[Extracted records]
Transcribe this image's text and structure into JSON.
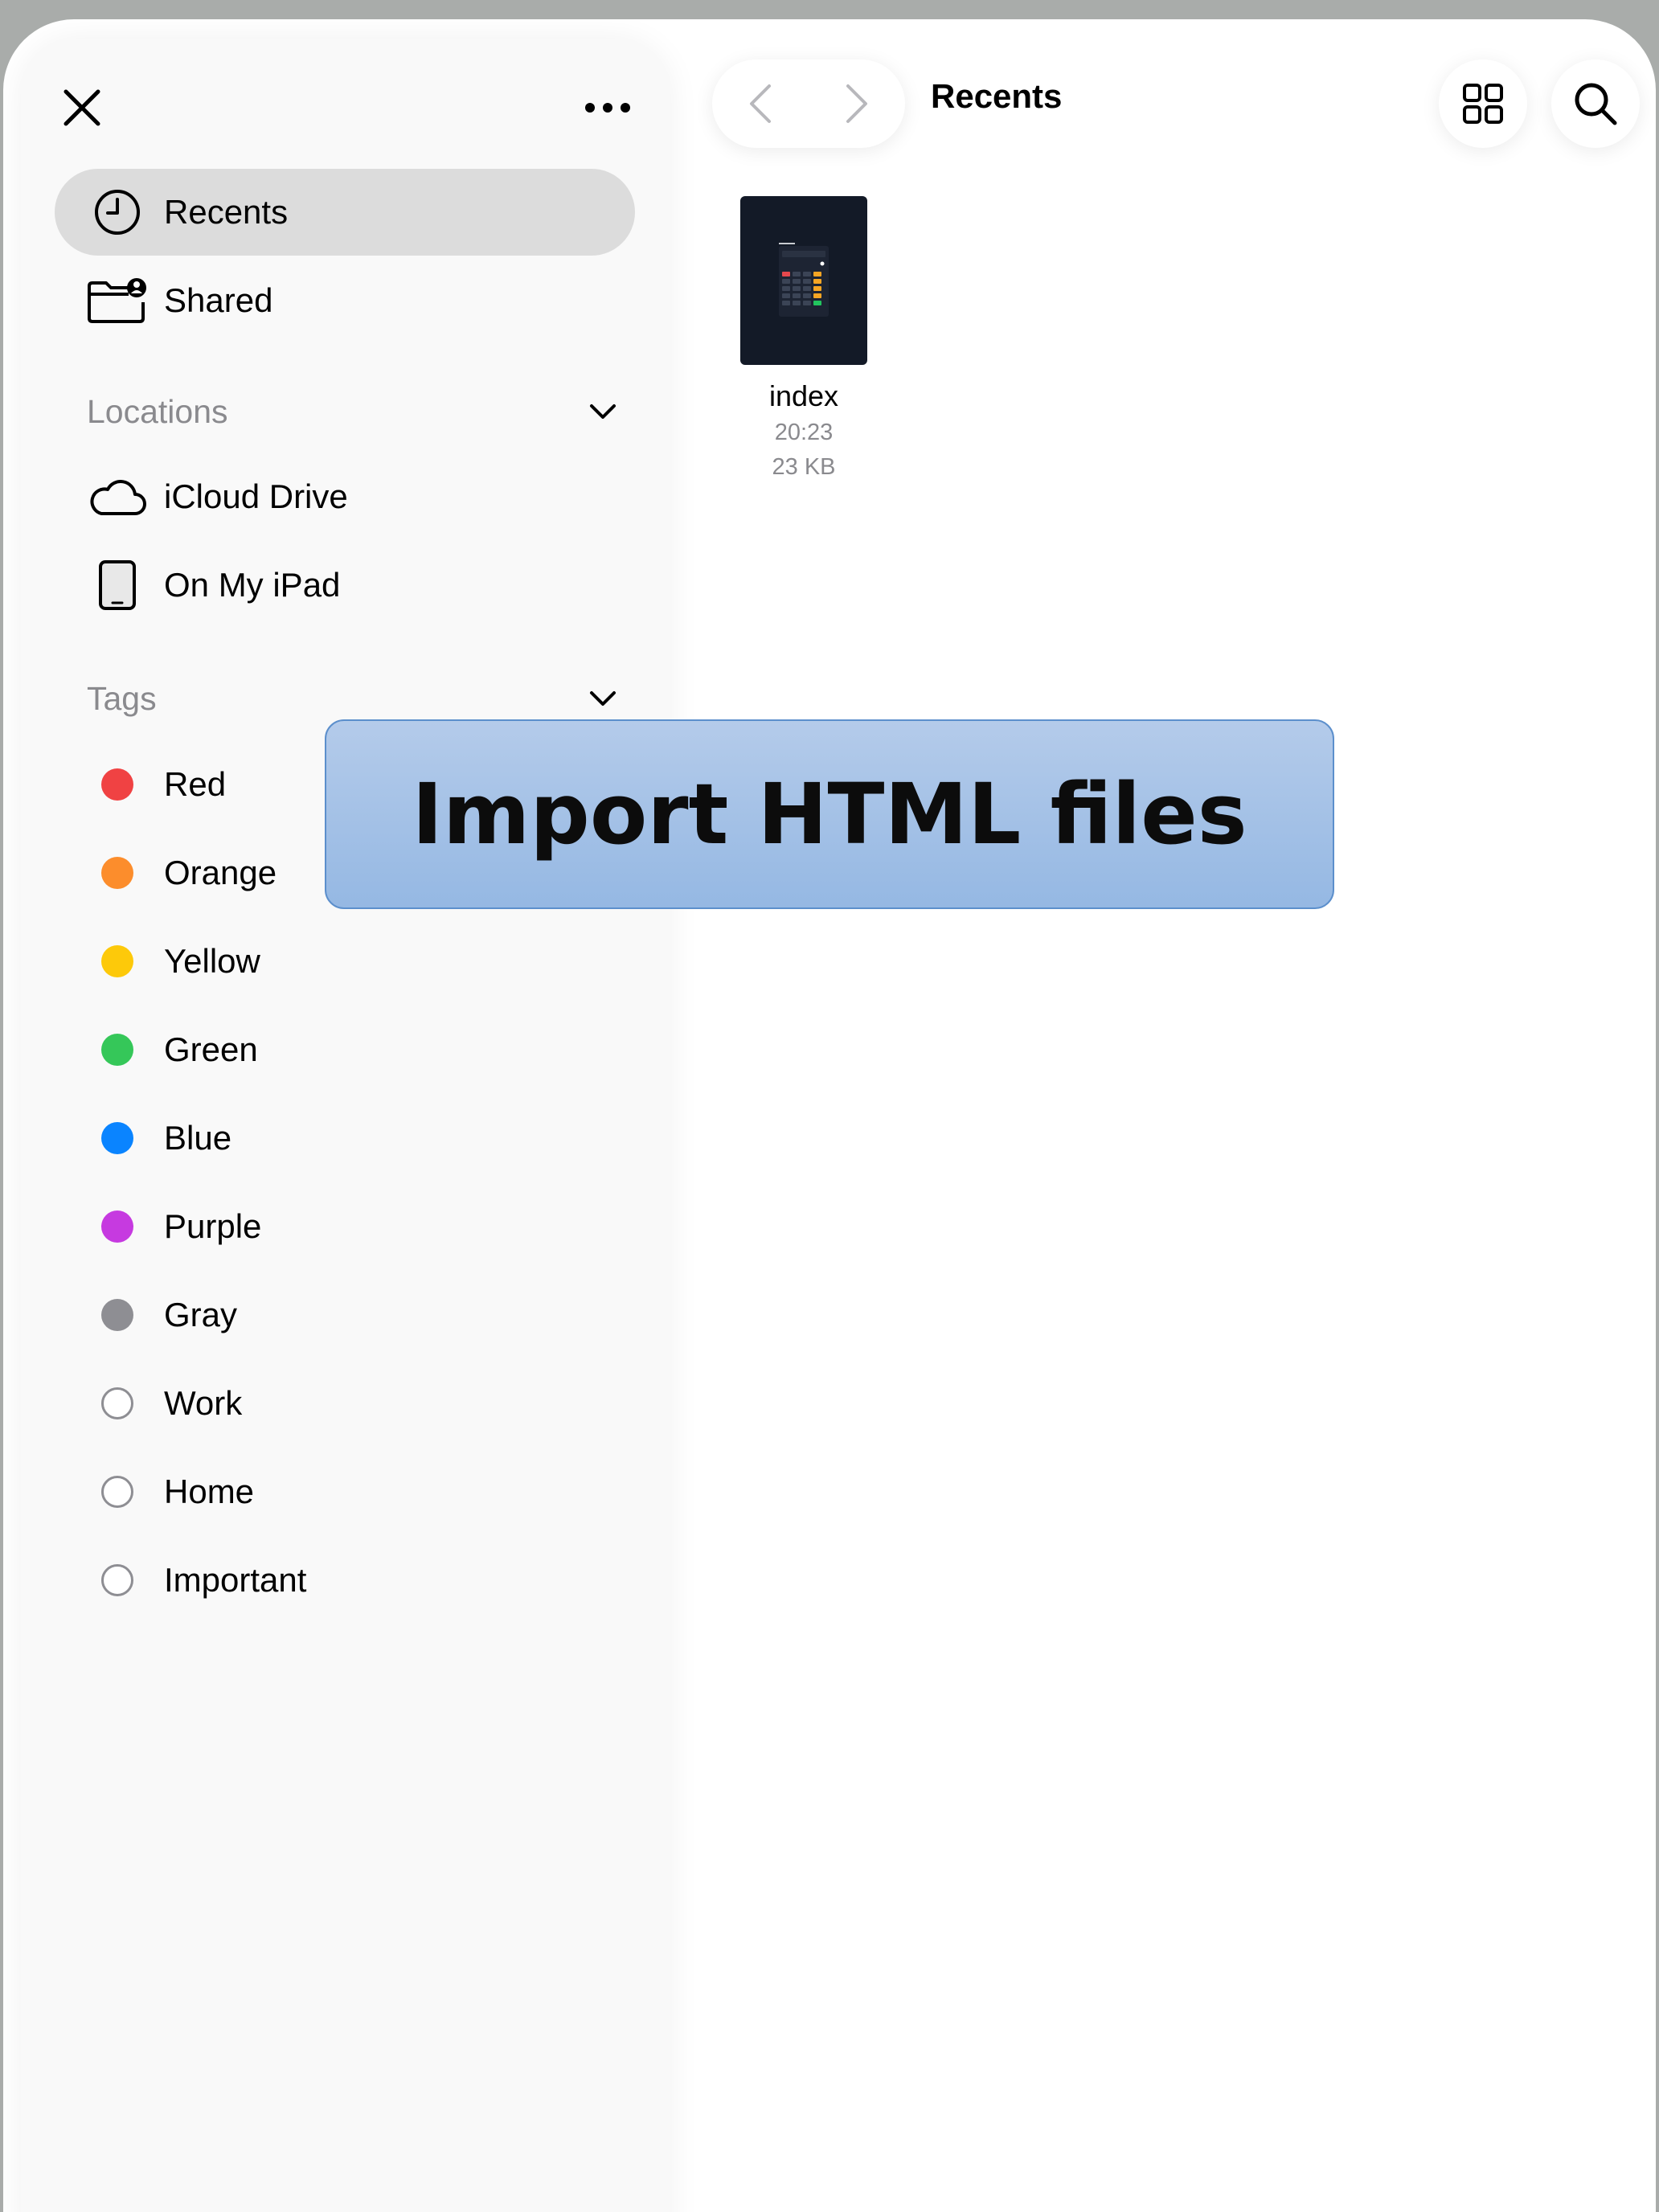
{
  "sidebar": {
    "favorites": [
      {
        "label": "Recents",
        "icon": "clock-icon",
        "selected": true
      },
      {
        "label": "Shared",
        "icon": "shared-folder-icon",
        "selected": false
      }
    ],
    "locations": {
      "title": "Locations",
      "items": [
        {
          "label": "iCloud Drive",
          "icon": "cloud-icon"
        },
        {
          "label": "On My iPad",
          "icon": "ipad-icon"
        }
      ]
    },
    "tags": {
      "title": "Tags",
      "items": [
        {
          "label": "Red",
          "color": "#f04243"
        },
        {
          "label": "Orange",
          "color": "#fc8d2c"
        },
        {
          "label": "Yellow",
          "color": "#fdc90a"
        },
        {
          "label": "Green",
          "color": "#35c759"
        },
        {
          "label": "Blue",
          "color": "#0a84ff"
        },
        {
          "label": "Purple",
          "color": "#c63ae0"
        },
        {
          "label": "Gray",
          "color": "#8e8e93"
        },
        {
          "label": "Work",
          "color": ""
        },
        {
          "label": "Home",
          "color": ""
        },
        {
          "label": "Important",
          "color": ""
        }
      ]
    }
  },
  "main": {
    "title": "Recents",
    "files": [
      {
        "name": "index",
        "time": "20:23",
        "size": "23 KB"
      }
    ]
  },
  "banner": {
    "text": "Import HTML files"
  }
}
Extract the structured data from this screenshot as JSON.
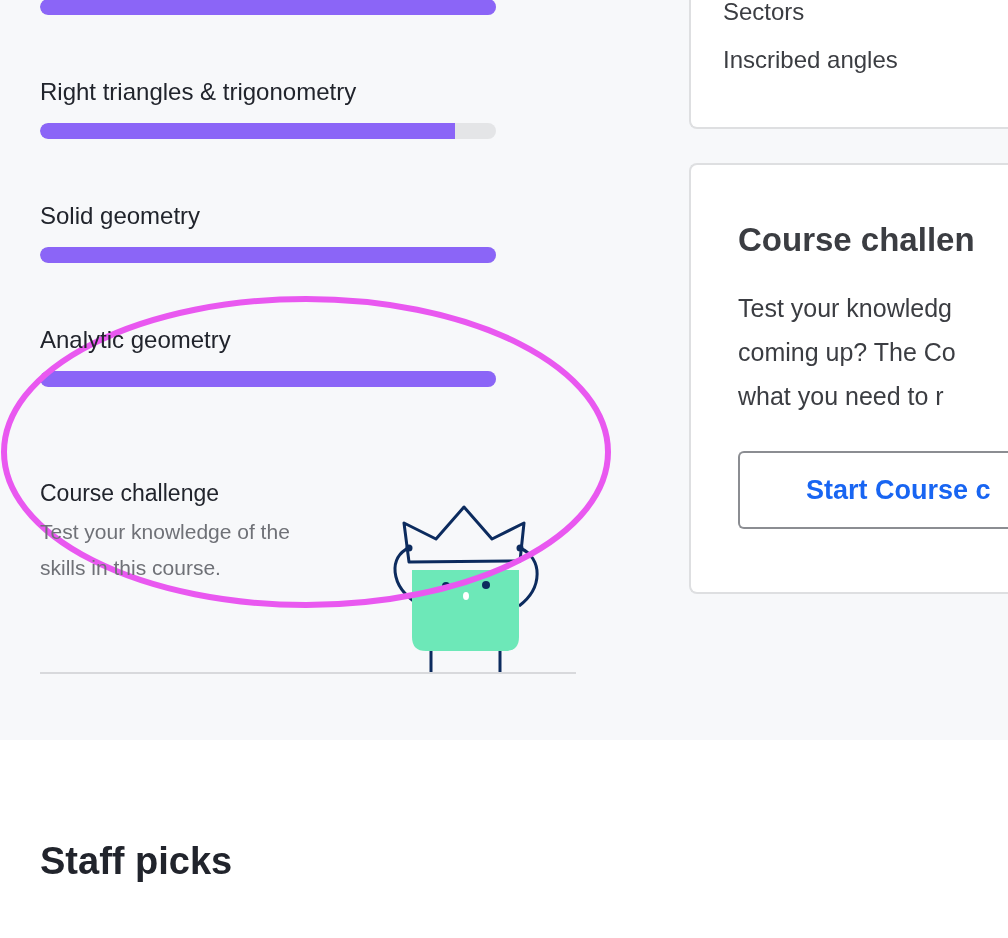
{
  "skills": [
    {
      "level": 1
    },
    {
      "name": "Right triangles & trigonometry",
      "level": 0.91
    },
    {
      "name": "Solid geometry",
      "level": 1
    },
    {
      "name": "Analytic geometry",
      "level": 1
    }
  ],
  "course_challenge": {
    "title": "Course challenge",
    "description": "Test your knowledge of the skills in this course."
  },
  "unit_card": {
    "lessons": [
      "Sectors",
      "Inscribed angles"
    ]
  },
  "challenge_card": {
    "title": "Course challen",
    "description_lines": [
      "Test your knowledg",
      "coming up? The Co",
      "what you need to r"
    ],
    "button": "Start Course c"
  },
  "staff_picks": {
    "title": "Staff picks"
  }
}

:: What you will do ::
Write out all the entries word for word, but skip any images.

:: Task result ::
Transcribe this image's text and structure into JSON.
{
  "sidebar": {
    "favorites": [
      {
        "label": "Recents",
        "icon": "clock-icon",
        "selected": true
      },
      {
        "label": "Shared",
        "icon": "shared-folder-icon",
        "selected": false
      }
    ],
    "locations": {
      "title": "Locations",
      "items": [
        {
          "label": "iCloud Drive",
          "icon": "cloud-icon"
        },
        {
          "label": "On My iPad",
          "icon": "ipad-icon"
        }
      ]
    },
    "tags": {
      "title": "Tags",
      "items": [
        {
          "label": "Red",
          "color": "#f04243"
        },
        {
          "label": "Orange",
          "color": "#fc8d2c"
        },
        {
          "label": "Yellow",
          "color": "#fdc90a"
        },
        {
          "label": "Green",
          "color": "#35c759"
        },
        {
          "label": "Blue",
          "color": "#0a84ff"
        },
        {
          "label": "Purple",
          "color": "#c63ae0"
        },
        {
          "label": "Gray",
          "color": "#8e8e93"
        },
        {
          "label": "Work",
          "color": ""
        },
        {
          "label": "Home",
          "color": ""
        },
        {
          "label": "Important",
          "color": ""
        }
      ]
    }
  },
  "main": {
    "title": "Recents",
    "files": [
      {
        "name": "index",
        "time": "20:23",
        "size": "23 KB"
      }
    ]
  },
  "banner": {
    "text": "Import HTML files"
  }
}
Extract the structured data from this screenshot as JSON.
{
  "skills": [
    {
      "level": 1
    },
    {
      "name": "Right triangles & trigonometry",
      "level": 0.91
    },
    {
      "name": "Solid geometry",
      "level": 1
    },
    {
      "name": "Analytic geometry",
      "level": 1
    }
  ],
  "course_challenge": {
    "title": "Course challenge",
    "description": "Test your knowledge of the skills in this course."
  },
  "unit_card": {
    "lessons": [
      "Sectors",
      "Inscribed angles"
    ]
  },
  "challenge_card": {
    "title": "Course challen",
    "description_lines": [
      "Test your knowledg",
      "coming up? The Co",
      "what you need to r"
    ],
    "button": "Start Course c"
  },
  "staff_picks": {
    "title": "Staff picks"
  }
}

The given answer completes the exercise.